Exercise
Leave out the pictures and repeat exactly the lines from the one containing "Decode this image" through the final line of the listing below.

Supplied records

-- begin --

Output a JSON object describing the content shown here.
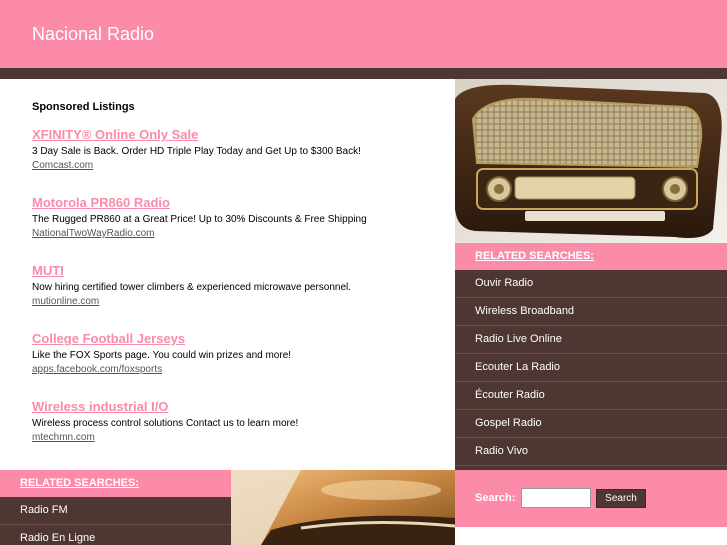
{
  "site": {
    "title": "Nacional Radio"
  },
  "sponsored": {
    "heading": "Sponsored Listings",
    "listings": [
      {
        "title": "XFINITY® Online Only Sale",
        "description": "3 Day Sale is Back. Order HD Triple Play Today and Get Up to $300 Back!",
        "url": "Comcast.com"
      },
      {
        "title": "Motorola PR860 Radio",
        "description": "The Rugged PR860 at a Great Price! Up to 30% Discounts & Free Shipping",
        "url": "NationalTwoWayRadio.com"
      },
      {
        "title": "MUTI",
        "description": "Now hiring certified tower climbers & experienced microwave personnel.",
        "url": "mutionline.com"
      },
      {
        "title": "College Football Jerseys",
        "description": "Like the FOX Sports page. You could win prizes and more!",
        "url": "apps.facebook.com/foxsports"
      },
      {
        "title": "Wireless industrial I/O",
        "description": "Wireless process control solutions Contact us to learn more!",
        "url": "mtechmn.com"
      }
    ]
  },
  "right_related": {
    "heading": "RELATED SEARCHES:",
    "items": [
      "Ouvir Radio",
      "Wireless Broadband",
      "Radio Live Online",
      "Ecouter La Radio",
      "Écouter Radio",
      "Gospel Radio",
      "Radio Vivo"
    ]
  },
  "bottom_related": {
    "heading": "RELATED SEARCHES:",
    "items": [
      "Radio FM",
      "Radio En Ligne"
    ]
  },
  "search": {
    "label": "Search:",
    "value": "",
    "button_label": "Search"
  },
  "colors": {
    "pink": "#fc8aa9",
    "brown": "#4e3733",
    "white": "#ffffff"
  },
  "images": {
    "header_photo": "vintage-radio-photo",
    "bottom_photo": "radio-closeup-photo"
  }
}
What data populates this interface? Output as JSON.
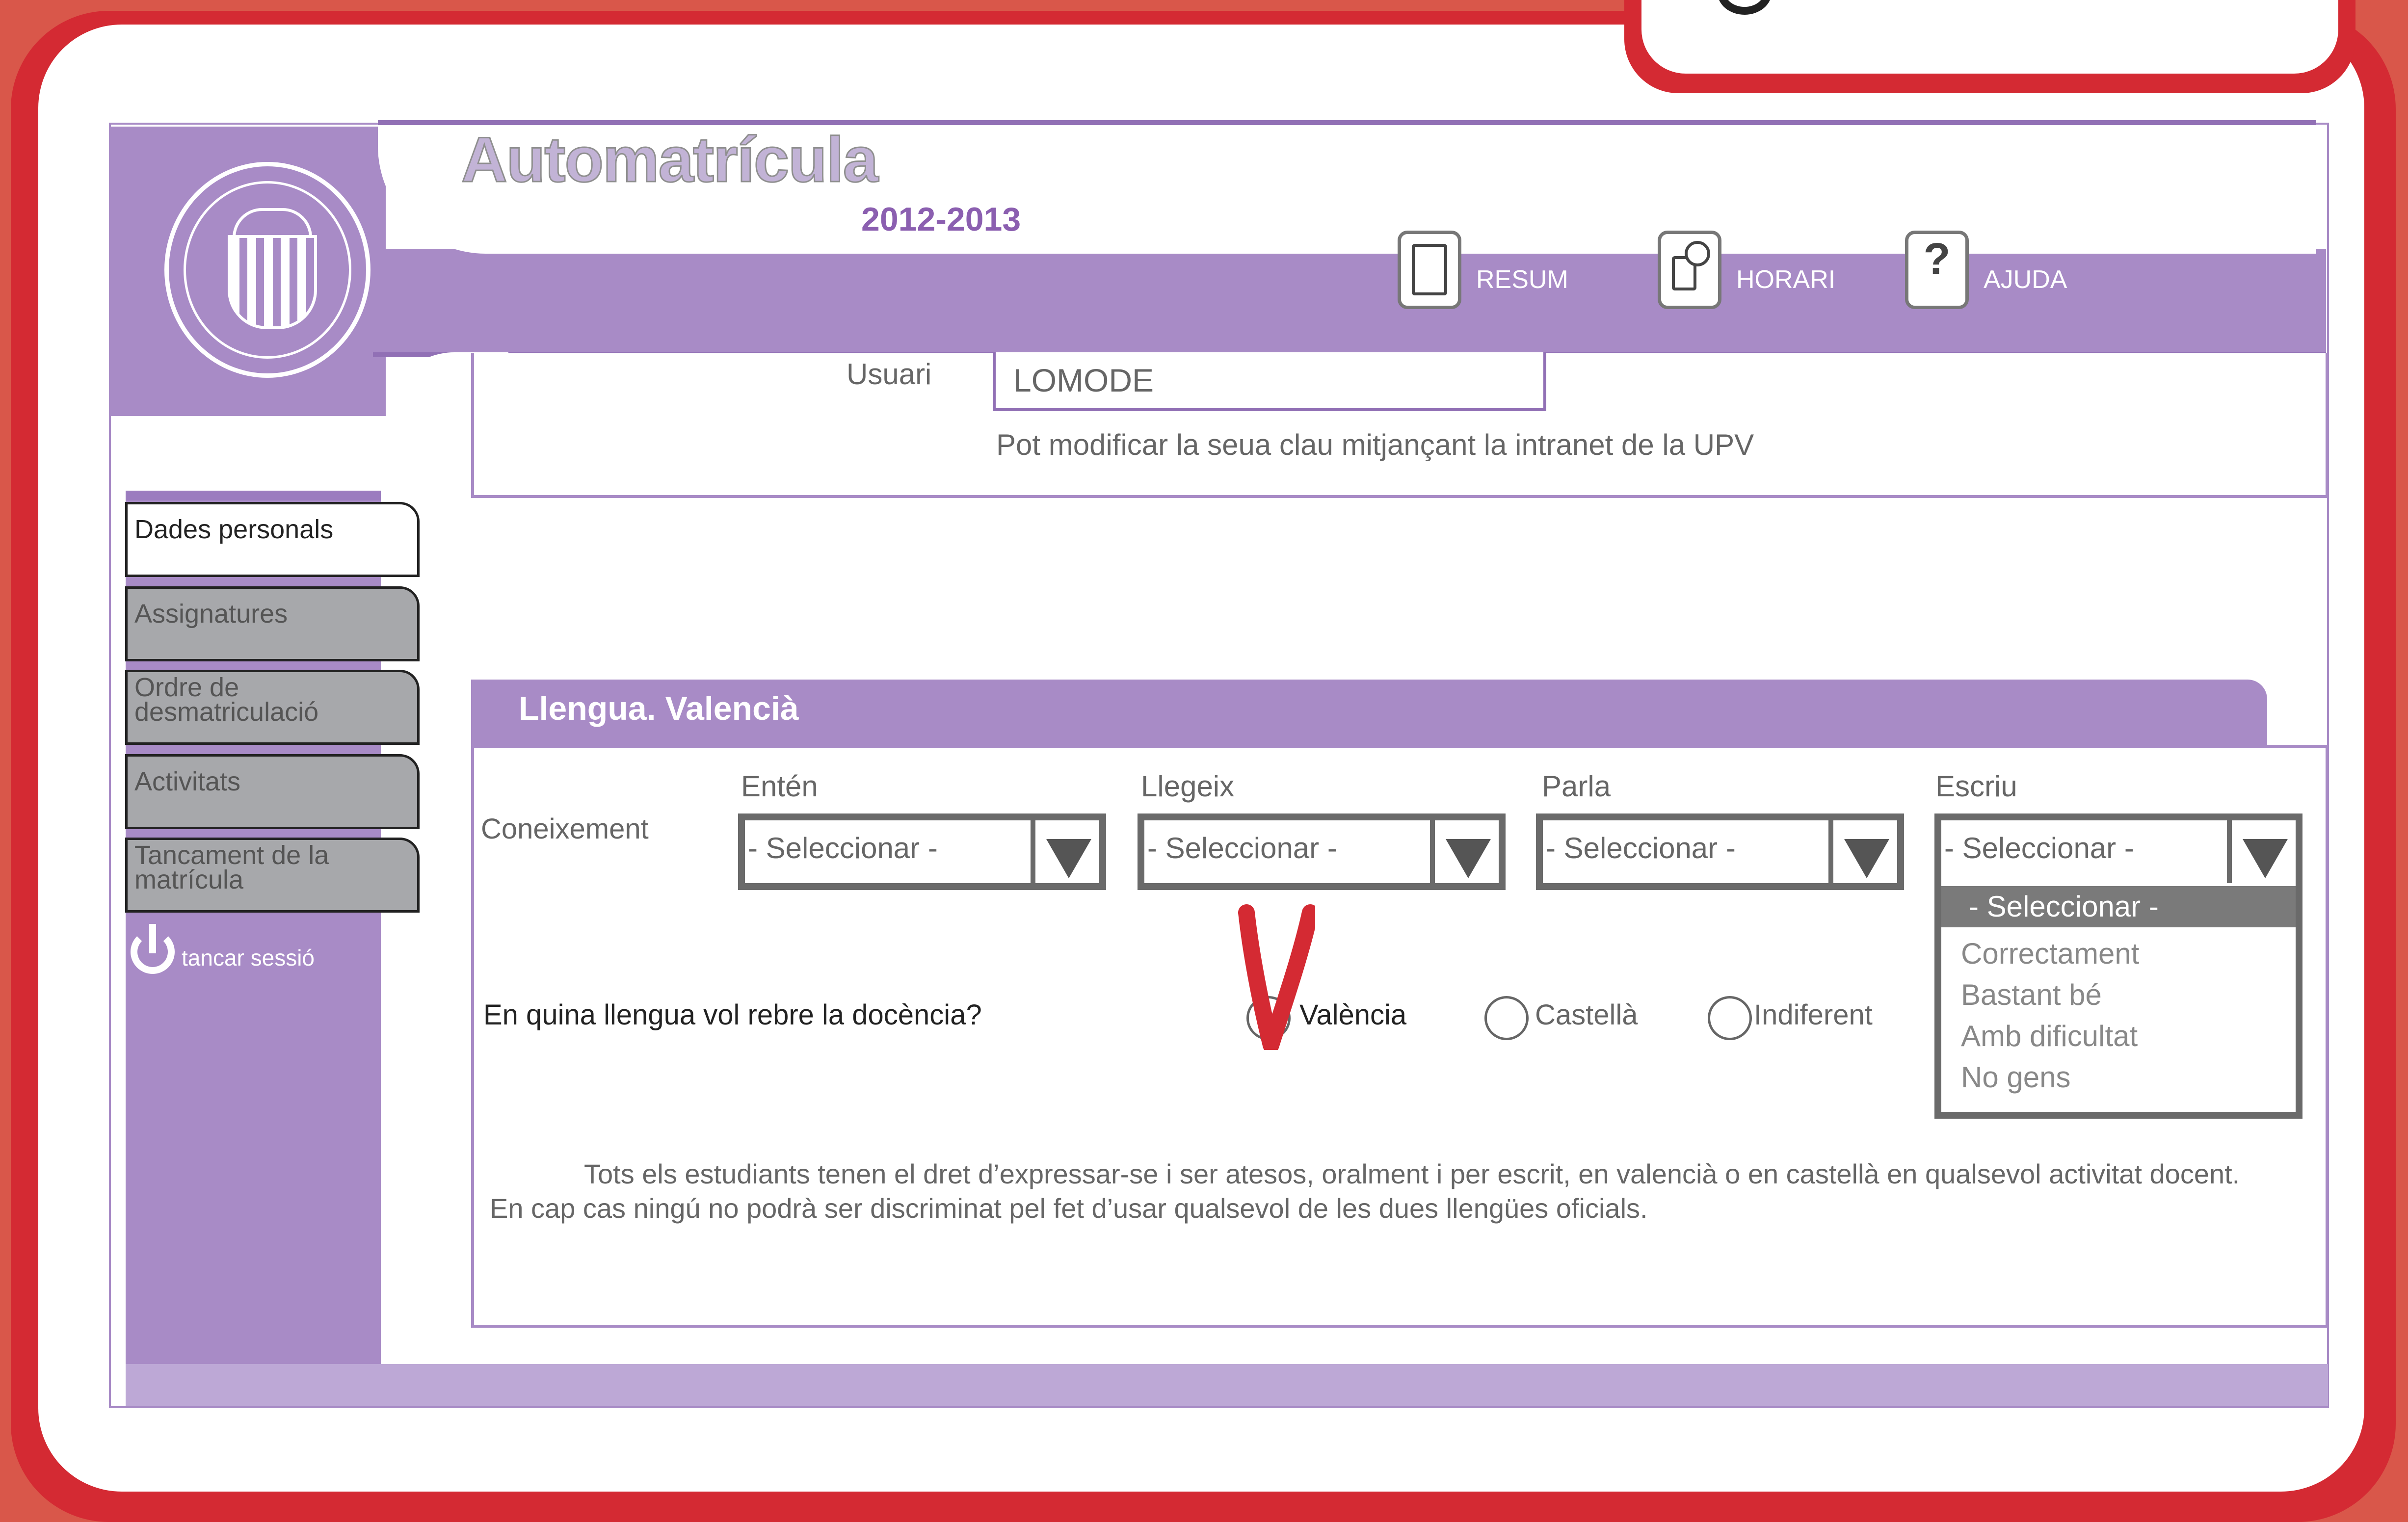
{
  "window": {
    "title": "Automatrícula",
    "year": "2012-2013"
  },
  "header": {
    "buttons": [
      {
        "label": "RESUM",
        "icon": "document-icon"
      },
      {
        "label": "HORARI",
        "icon": "clock-document-icon"
      },
      {
        "label": "AJUDA",
        "icon": "help-icon"
      }
    ],
    "help_glyph": "?"
  },
  "user": {
    "label": "Usuari",
    "value": "LOMODE",
    "hint": "Pot modificar la seua clau mitjançant la intranet de la UPV"
  },
  "sidebar": {
    "items": [
      {
        "label": "Dades personals",
        "active": true
      },
      {
        "label": "Assignatures",
        "active": false
      },
      {
        "label": "Ordre de desmatriculació",
        "active": false
      },
      {
        "label": "Activitats",
        "active": false
      },
      {
        "label": "Tancament de la matrícula",
        "active": false
      }
    ],
    "logout_label": "tancar sessió"
  },
  "language": {
    "section_title": "Llengua. Valencià",
    "knowledge_label": "Coneixement",
    "columns": [
      {
        "label": "Entén",
        "selected": "- Seleccionar -"
      },
      {
        "label": "Llegeix",
        "selected": "- Seleccionar -"
      },
      {
        "label": "Parla",
        "selected": "- Seleccionar -"
      },
      {
        "label": "Escriu",
        "selected": "- Seleccionar -"
      }
    ],
    "dropdown_options": [
      "- Seleccionar -",
      "Correctament",
      "Bastant bé",
      "Amb dificultat",
      "No gens"
    ],
    "question": "En quina llengua vol rebre la docència?",
    "radio_options": [
      "València",
      "Castellà",
      "Indiferent"
    ],
    "selected_radio": "València",
    "notice_line1": "Tots els estudiants tenen el dret d’expressar-se i ser atesos, oralment i per escrit, en valencià o en castellà en qualsevol activitat docent.",
    "notice_line2": "En cap cas ningú no podrà ser discriminat pel fet d’usar qualsevol de les dues llengües oficials."
  },
  "colors": {
    "brand_purple": "#a88bc6",
    "frame_red": "#d42a33",
    "annotation_red": "#d42a33"
  }
}
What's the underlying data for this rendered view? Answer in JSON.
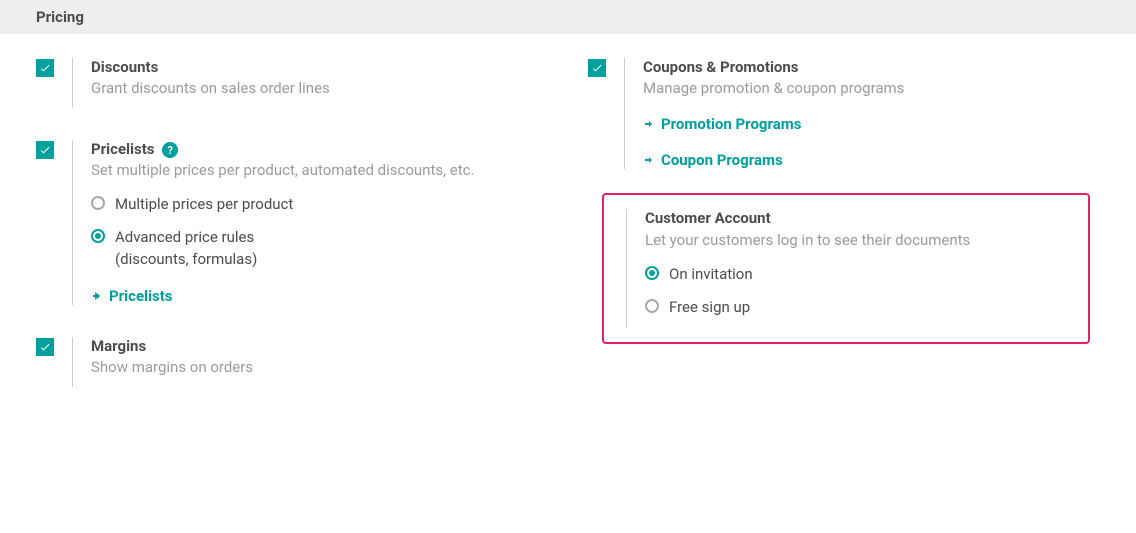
{
  "section_title": "Pricing",
  "left": {
    "discounts": {
      "title": "Discounts",
      "desc": "Grant discounts on sales order lines"
    },
    "pricelists": {
      "title": "Pricelists",
      "desc": "Set multiple prices per product, automated discounts, etc.",
      "option_multiple": "Multiple prices per product",
      "option_advanced": "Advanced price rules\n(discounts, formulas)",
      "link": "Pricelists"
    },
    "margins": {
      "title": "Margins",
      "desc": "Show margins on orders"
    }
  },
  "right": {
    "coupons": {
      "title": "Coupons & Promotions",
      "desc": "Manage promotion & coupon programs",
      "link_promo": "Promotion Programs",
      "link_coupon": "Coupon Programs"
    },
    "customer_account": {
      "title": "Customer Account",
      "desc": "Let your customers log in to see their documents",
      "option_invitation": "On invitation",
      "option_free": "Free sign up"
    }
  }
}
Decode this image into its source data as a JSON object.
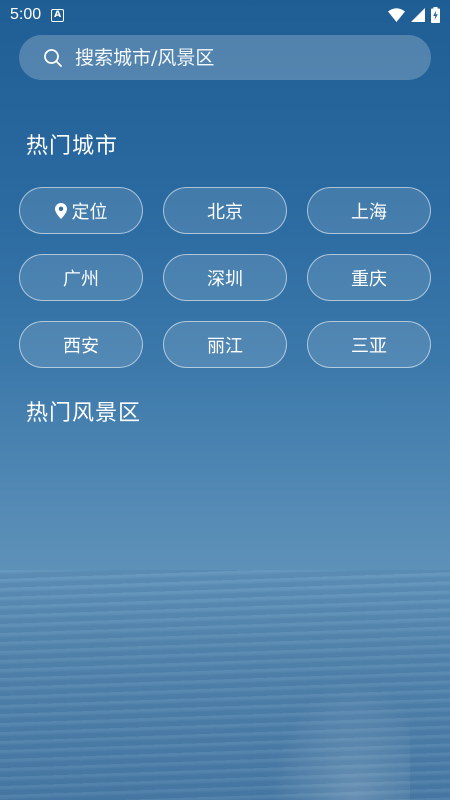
{
  "status_bar": {
    "time": "5:00",
    "notification_icon": "a-app-icon",
    "icons": [
      "wifi-icon",
      "signal-icon",
      "battery-charging-icon"
    ]
  },
  "search": {
    "placeholder": "搜索城市/风景区",
    "value": ""
  },
  "hot_cities": {
    "title": "热门城市",
    "items": [
      {
        "label": "定位",
        "icon": "location-pin-icon"
      },
      {
        "label": "北京"
      },
      {
        "label": "上海"
      },
      {
        "label": "广州"
      },
      {
        "label": "深圳"
      },
      {
        "label": "重庆"
      },
      {
        "label": "西安"
      },
      {
        "label": "丽江"
      },
      {
        "label": "三亚"
      }
    ]
  },
  "hot_scenic": {
    "title": "热门风景区"
  },
  "colors": {
    "background_top": "#1f5e95",
    "background_bottom": "#4d7fa8",
    "text": "#ffffff"
  }
}
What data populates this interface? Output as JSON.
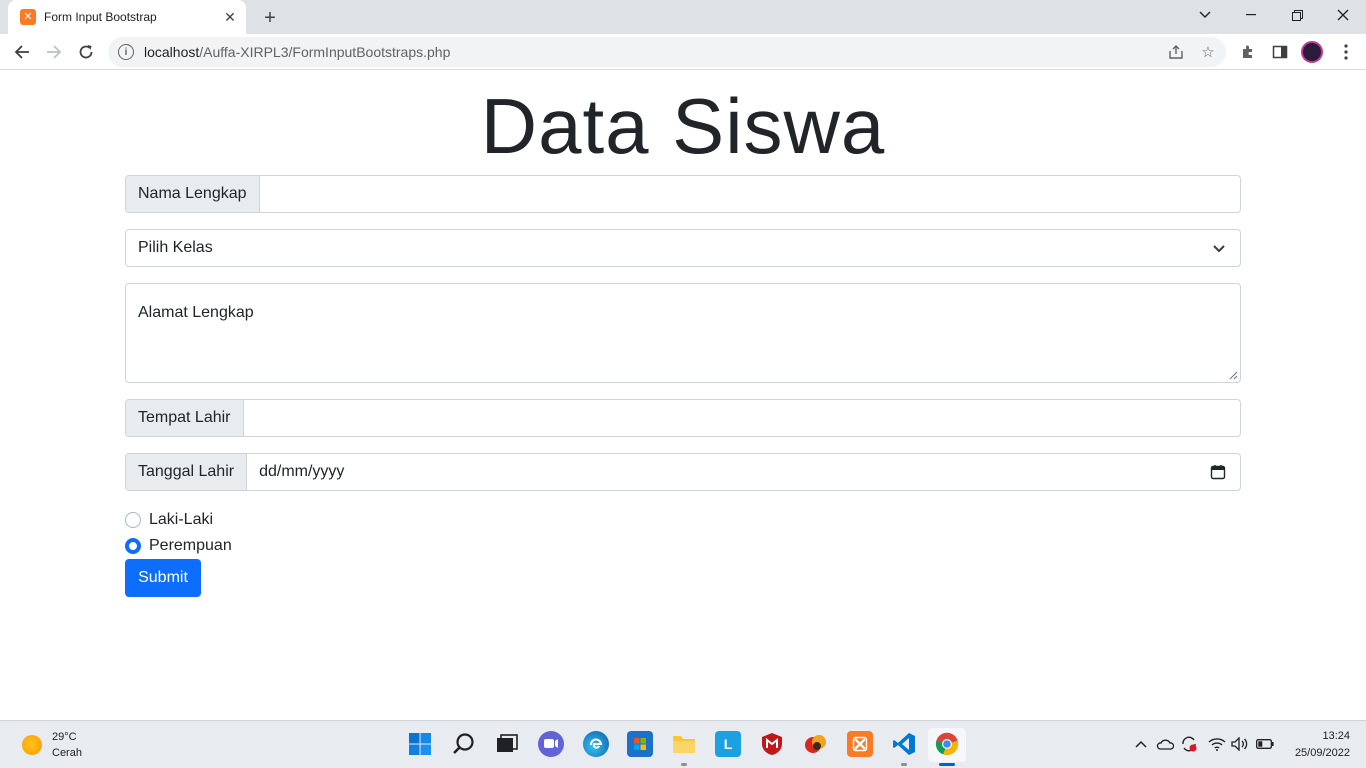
{
  "browser": {
    "tab_title": "Form Input Bootstrap",
    "url_host": "localhost",
    "url_path": "/Auffa-XIRPL3/FormInputBootstraps.php"
  },
  "page": {
    "title": "Data Siswa",
    "nama_label": "Nama Lengkap",
    "nama_value": "",
    "kelas_selected": "Pilih Kelas",
    "alamat_placeholder": "Alamat Lengkap",
    "tempat_label": "Tempat Lahir",
    "tempat_value": "",
    "tanggal_label": "Tanggal Lahir",
    "tanggal_placeholder": "dd/mm/yyyy",
    "gender_options": [
      "Laki-Laki",
      "Perempuan"
    ],
    "gender_selected": "Perempuan",
    "submit_label": "Submit"
  },
  "taskbar": {
    "temperature": "29°C",
    "weather": "Cerah",
    "time": "13:24",
    "date": "25/09/2022"
  },
  "colors": {
    "primary": "#0d6efd",
    "addon_bg": "#e9ecef",
    "border": "#ced4da"
  },
  "icons": {
    "taskbar_apps": [
      "windows-start-icon",
      "search-icon",
      "task-view-icon",
      "chat-icon",
      "edge-icon",
      "store-icon",
      "file-explorer-icon",
      "l-app-icon",
      "mcafee-icon",
      "game-icon",
      "xampp-icon",
      "vscode-icon",
      "chrome-icon"
    ]
  }
}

-- end --

Solution for this task
Decode this image into its source data as a JSON object.
{
  "status_bar": {
    "time": "5:00",
    "notification_icon": "a-app-icon",
    "icons": [
      "wifi-icon",
      "signal-icon",
      "battery-charging-icon"
    ]
  },
  "search": {
    "placeholder": "搜索城市/风景区",
    "value": ""
  },
  "hot_cities": {
    "title": "热门城市",
    "items": [
      {
        "label": "定位",
        "icon": "location-pin-icon"
      },
      {
        "label": "北京"
      },
      {
        "label": "上海"
      },
      {
        "label": "广州"
      },
      {
        "label": "深圳"
      },
      {
        "label": "重庆"
      },
      {
        "label": "西安"
      },
      {
        "label": "丽江"
      },
      {
        "label": "三亚"
      }
    ]
  },
  "hot_scenic": {
    "title": "热门风景区"
  },
  "colors": {
    "background_top": "#1f5e95",
    "background_bottom": "#4d7fa8",
    "text": "#ffffff"
  }
}
What data populates this interface? Output as JSON.
{
  "browser": {
    "tab_title": "Form Input Bootstrap",
    "url_host": "localhost",
    "url_path": "/Auffa-XIRPL3/FormInputBootstraps.php"
  },
  "page": {
    "title": "Data Siswa",
    "nama_label": "Nama Lengkap",
    "nama_value": "",
    "kelas_selected": "Pilih Kelas",
    "alamat_placeholder": "Alamat Lengkap",
    "tempat_label": "Tempat Lahir",
    "tempat_value": "",
    "tanggal_label": "Tanggal Lahir",
    "tanggal_placeholder": "dd/mm/yyyy",
    "gender_options": [
      "Laki-Laki",
      "Perempuan"
    ],
    "gender_selected": "Perempuan",
    "submit_label": "Submit"
  },
  "taskbar": {
    "temperature": "29°C",
    "weather": "Cerah",
    "time": "13:24",
    "date": "25/09/2022"
  },
  "colors": {
    "primary": "#0d6efd",
    "addon_bg": "#e9ecef",
    "border": "#ced4da"
  },
  "icons": {
    "taskbar_apps": [
      "windows-start-icon",
      "search-icon",
      "task-view-icon",
      "chat-icon",
      "edge-icon",
      "store-icon",
      "file-explorer-icon",
      "l-app-icon",
      "mcafee-icon",
      "game-icon",
      "xampp-icon",
      "vscode-icon",
      "chrome-icon"
    ]
  }
}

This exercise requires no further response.